Layout records:
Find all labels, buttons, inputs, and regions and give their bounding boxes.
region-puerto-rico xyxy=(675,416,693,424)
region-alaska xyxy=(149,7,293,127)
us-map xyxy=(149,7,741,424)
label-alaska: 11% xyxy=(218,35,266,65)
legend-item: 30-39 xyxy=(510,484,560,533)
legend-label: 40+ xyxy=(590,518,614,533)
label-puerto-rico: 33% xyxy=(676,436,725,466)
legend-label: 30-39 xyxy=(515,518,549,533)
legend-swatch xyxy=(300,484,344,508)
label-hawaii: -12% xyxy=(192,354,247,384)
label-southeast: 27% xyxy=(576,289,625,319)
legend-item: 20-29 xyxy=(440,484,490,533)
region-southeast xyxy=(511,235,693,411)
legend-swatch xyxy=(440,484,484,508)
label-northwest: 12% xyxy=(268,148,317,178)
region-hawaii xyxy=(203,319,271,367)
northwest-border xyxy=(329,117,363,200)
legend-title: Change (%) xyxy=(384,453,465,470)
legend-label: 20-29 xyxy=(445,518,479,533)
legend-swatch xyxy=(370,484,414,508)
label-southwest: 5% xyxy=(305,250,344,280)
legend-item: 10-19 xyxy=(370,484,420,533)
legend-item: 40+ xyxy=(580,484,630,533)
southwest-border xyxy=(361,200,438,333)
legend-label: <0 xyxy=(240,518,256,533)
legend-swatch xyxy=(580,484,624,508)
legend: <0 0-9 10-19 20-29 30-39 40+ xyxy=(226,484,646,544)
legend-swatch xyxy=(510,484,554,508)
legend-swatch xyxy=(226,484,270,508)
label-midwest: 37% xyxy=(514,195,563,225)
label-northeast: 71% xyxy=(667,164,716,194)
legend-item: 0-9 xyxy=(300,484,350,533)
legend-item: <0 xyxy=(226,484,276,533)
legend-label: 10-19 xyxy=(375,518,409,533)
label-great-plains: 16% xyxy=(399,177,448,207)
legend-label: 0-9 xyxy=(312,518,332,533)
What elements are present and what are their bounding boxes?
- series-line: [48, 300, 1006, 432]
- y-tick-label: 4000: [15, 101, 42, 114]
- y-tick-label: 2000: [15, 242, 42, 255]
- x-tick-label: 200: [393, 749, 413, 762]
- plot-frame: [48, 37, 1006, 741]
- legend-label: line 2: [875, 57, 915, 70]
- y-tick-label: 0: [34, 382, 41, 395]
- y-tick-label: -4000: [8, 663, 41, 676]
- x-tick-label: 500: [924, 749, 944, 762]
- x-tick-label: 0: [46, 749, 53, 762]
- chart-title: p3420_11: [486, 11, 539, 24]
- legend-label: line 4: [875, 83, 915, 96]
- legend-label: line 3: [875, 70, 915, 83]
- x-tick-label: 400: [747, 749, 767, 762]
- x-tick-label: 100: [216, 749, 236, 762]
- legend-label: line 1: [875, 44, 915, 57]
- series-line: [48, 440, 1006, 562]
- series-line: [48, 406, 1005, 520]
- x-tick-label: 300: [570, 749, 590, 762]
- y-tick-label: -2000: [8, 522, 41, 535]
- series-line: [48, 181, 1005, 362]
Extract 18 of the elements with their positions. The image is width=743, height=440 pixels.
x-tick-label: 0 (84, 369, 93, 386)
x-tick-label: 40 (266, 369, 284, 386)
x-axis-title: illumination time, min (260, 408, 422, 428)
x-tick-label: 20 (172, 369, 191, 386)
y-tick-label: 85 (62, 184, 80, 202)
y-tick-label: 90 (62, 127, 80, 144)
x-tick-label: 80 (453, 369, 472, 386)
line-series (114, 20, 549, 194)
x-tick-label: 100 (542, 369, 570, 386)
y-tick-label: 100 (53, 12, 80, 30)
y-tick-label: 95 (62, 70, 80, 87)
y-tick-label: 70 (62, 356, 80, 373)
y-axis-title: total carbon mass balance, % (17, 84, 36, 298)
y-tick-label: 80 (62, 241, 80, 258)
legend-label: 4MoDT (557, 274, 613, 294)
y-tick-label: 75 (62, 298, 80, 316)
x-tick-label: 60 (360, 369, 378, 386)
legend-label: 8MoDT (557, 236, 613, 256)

■ Do this ■
Pull out every line of the rows above that contains the string "northwest".

■ Full response ■
label-northwest: 12% xyxy=(268,148,317,178)
northwest-border xyxy=(329,117,363,200)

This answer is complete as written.